### Exercise details
Locate every line in the records below that contains the word "كثير", and copy each one.

[start Dataset entries]

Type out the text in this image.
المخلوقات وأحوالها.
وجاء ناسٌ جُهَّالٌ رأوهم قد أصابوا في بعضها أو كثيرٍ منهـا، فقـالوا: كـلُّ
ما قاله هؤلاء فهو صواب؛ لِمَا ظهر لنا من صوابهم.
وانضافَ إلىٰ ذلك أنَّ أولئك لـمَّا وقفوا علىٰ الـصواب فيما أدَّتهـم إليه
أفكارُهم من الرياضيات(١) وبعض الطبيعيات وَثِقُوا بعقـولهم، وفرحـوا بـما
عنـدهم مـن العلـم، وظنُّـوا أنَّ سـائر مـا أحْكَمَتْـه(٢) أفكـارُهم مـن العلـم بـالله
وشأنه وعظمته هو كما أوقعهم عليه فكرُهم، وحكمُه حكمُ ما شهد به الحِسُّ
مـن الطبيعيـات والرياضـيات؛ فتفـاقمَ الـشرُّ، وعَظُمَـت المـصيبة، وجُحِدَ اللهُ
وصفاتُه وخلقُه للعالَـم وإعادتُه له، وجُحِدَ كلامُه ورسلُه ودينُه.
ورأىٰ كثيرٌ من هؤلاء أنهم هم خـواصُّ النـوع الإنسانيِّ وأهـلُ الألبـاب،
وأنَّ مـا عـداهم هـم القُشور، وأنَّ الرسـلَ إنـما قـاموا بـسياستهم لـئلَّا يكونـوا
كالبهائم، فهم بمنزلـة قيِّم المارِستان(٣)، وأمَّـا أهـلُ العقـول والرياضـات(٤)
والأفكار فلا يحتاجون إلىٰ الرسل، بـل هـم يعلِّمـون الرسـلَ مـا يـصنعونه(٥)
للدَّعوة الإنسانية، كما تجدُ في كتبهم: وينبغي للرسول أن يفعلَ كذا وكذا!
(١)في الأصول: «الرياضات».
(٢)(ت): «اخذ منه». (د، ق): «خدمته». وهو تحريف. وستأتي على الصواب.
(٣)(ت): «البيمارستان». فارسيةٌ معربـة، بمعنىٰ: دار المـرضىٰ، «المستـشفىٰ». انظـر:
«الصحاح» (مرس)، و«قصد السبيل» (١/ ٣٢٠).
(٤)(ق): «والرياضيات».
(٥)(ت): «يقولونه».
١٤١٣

[end Dataset entries]

### Exercise response
وجاء ناسٌ جُهَّالٌ رأوهم قد أصابوا في بعضها أو كثيرٍ منهـا، فقـالوا: كـلُّ
ورأىٰ كثيرٌ من هؤلاء أنهم هم خـواصُّ النـوع الإنسانيِّ وأهـلُ الألبـاب،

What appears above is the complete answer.